What the task requires:
Write out every record in full, exactly as written, please.

----- Information provided

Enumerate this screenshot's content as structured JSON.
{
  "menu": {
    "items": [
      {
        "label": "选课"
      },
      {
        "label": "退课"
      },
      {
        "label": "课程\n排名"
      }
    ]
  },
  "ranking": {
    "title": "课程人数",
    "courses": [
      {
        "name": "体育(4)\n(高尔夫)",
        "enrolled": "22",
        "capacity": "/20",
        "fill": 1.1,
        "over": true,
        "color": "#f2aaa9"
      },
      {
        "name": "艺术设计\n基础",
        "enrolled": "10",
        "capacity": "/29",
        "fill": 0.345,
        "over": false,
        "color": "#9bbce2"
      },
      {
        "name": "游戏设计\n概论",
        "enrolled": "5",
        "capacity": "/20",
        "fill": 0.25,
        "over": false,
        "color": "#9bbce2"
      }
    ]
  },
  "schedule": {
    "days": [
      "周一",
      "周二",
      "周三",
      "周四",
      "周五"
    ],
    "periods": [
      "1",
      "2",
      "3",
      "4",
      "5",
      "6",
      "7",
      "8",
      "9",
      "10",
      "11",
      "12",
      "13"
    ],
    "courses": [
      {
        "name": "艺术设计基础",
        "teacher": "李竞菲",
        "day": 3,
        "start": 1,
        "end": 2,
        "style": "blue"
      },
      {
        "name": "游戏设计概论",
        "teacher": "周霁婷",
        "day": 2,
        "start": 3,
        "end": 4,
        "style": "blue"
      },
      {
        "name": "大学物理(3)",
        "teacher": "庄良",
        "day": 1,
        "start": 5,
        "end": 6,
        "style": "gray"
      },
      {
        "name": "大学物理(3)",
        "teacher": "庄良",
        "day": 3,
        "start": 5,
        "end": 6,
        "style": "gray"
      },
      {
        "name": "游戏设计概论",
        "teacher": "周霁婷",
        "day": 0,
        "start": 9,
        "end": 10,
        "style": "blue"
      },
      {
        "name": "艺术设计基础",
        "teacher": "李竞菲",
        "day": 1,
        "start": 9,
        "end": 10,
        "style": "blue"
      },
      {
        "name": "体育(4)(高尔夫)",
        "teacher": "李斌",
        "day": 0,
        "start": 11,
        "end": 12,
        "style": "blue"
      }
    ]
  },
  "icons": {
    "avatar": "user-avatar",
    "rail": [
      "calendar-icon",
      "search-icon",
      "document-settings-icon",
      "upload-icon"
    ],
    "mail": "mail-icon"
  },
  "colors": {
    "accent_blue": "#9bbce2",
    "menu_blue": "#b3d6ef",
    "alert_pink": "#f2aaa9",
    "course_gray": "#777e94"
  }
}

----------

Exercise response:
Enumerate this screenshot's content as structured JSON.
{
  "menu": {
    "items": [
      {
        "label": "选课"
      },
      {
        "label": "退课"
      },
      {
        "label": "课程\n排名"
      }
    ]
  },
  "ranking": {
    "title": "课程人数",
    "courses": [
      {
        "name": "体育(4)\n(高尔夫)",
        "enrolled": "22",
        "capacity": "/20",
        "fill": 1.1,
        "over": true,
        "color": "#f2aaa9"
      },
      {
        "name": "艺术设计\n基础",
        "enrolled": "10",
        "capacity": "/29",
        "fill": 0.345,
        "over": false,
        "color": "#9bbce2"
      },
      {
        "name": "游戏设计\n概论",
        "enrolled": "5",
        "capacity": "/20",
        "fill": 0.25,
        "over": false,
        "color": "#9bbce2"
      }
    ]
  },
  "schedule": {
    "days": [
      "周一",
      "周二",
      "周三",
      "周四",
      "周五"
    ],
    "periods": [
      "1",
      "2",
      "3",
      "4",
      "5",
      "6",
      "7",
      "8",
      "9",
      "10",
      "11",
      "12",
      "13"
    ],
    "courses": [
      {
        "name": "艺术设计基础",
        "teacher": "李竞菲",
        "day": 3,
        "start": 1,
        "end": 2,
        "style": "blue"
      },
      {
        "name": "游戏设计概论",
        "teacher": "周霁婷",
        "day": 2,
        "start": 3,
        "end": 4,
        "style": "blue"
      },
      {
        "name": "大学物理(3)",
        "teacher": "庄良",
        "day": 1,
        "start": 5,
        "end": 6,
        "style": "gray"
      },
      {
        "name": "大学物理(3)",
        "teacher": "庄良",
        "day": 3,
        "start": 5,
        "end": 6,
        "style": "gray"
      },
      {
        "name": "游戏设计概论",
        "teacher": "周霁婷",
        "day": 0,
        "start": 9,
        "end": 10,
        "style": "blue"
      },
      {
        "name": "艺术设计基础",
        "teacher": "李竞菲",
        "day": 1,
        "start": 9,
        "end": 10,
        "style": "blue"
      },
      {
        "name": "体育(4)(高尔夫)",
        "teacher": "李斌",
        "day": 0,
        "start": 11,
        "end": 12,
        "style": "blue"
      }
    ]
  },
  "icons": {
    "avatar": "user-avatar",
    "rail": [
      "calendar-icon",
      "search-icon",
      "document-settings-icon",
      "upload-icon"
    ],
    "mail": "mail-icon"
  },
  "colors": {
    "accent_blue": "#9bbce2",
    "menu_blue": "#b3d6ef",
    "alert_pink": "#f2aaa9",
    "course_gray": "#777e94"
  }
}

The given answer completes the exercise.